Set problem: Each record is to be transcribed exactly.

[Records from a collection of figures]
▽

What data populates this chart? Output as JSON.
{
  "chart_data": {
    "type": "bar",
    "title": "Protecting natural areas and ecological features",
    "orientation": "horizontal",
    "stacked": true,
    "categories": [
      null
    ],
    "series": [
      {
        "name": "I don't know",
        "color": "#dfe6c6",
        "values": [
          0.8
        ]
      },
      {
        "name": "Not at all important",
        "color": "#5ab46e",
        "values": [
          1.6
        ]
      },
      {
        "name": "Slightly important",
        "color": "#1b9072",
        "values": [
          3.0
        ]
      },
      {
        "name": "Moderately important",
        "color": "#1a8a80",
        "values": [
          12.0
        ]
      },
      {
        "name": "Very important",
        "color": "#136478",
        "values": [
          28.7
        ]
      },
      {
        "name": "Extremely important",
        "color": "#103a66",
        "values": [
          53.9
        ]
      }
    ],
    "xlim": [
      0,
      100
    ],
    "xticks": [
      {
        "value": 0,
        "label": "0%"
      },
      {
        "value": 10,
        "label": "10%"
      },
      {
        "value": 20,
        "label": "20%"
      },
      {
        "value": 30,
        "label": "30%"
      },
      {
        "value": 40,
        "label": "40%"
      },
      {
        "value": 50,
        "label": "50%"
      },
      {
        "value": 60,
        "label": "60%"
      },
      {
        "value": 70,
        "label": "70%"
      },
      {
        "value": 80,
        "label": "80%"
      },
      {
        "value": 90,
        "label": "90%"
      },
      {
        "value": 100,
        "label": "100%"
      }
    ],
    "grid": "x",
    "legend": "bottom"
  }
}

△

Correct response:
What data populates this chart? Output as JSON.
{
  "chart_data": {
    "type": "bar",
    "title": "Protecting natural areas and ecological features",
    "orientation": "horizontal",
    "stacked": true,
    "categories": [
      null
    ],
    "series": [
      {
        "name": "I don't know",
        "color": "#dfe6c6",
        "values": [
          0.8
        ]
      },
      {
        "name": "Not at all important",
        "color": "#5ab46e",
        "values": [
          1.6
        ]
      },
      {
        "name": "Slightly important",
        "color": "#1b9072",
        "values": [
          3.0
        ]
      },
      {
        "name": "Moderately important",
        "color": "#1a8a80",
        "values": [
          12.0
        ]
      },
      {
        "name": "Very important",
        "color": "#136478",
        "values": [
          28.7
        ]
      },
      {
        "name": "Extremely important",
        "color": "#103a66",
        "values": [
          53.9
        ]
      }
    ],
    "xlim": [
      0,
      100
    ],
    "xticks": [
      {
        "value": 0,
        "label": "0%"
      },
      {
        "value": 10,
        "label": "10%"
      },
      {
        "value": 20,
        "label": "20%"
      },
      {
        "value": 30,
        "label": "30%"
      },
      {
        "value": 40,
        "label": "40%"
      },
      {
        "value": 50,
        "label": "50%"
      },
      {
        "value": 60,
        "label": "60%"
      },
      {
        "value": 70,
        "label": "70%"
      },
      {
        "value": 80,
        "label": "80%"
      },
      {
        "value": 90,
        "label": "90%"
      },
      {
        "value": 100,
        "label": "100%"
      }
    ],
    "grid": "x",
    "legend": "bottom"
  }
}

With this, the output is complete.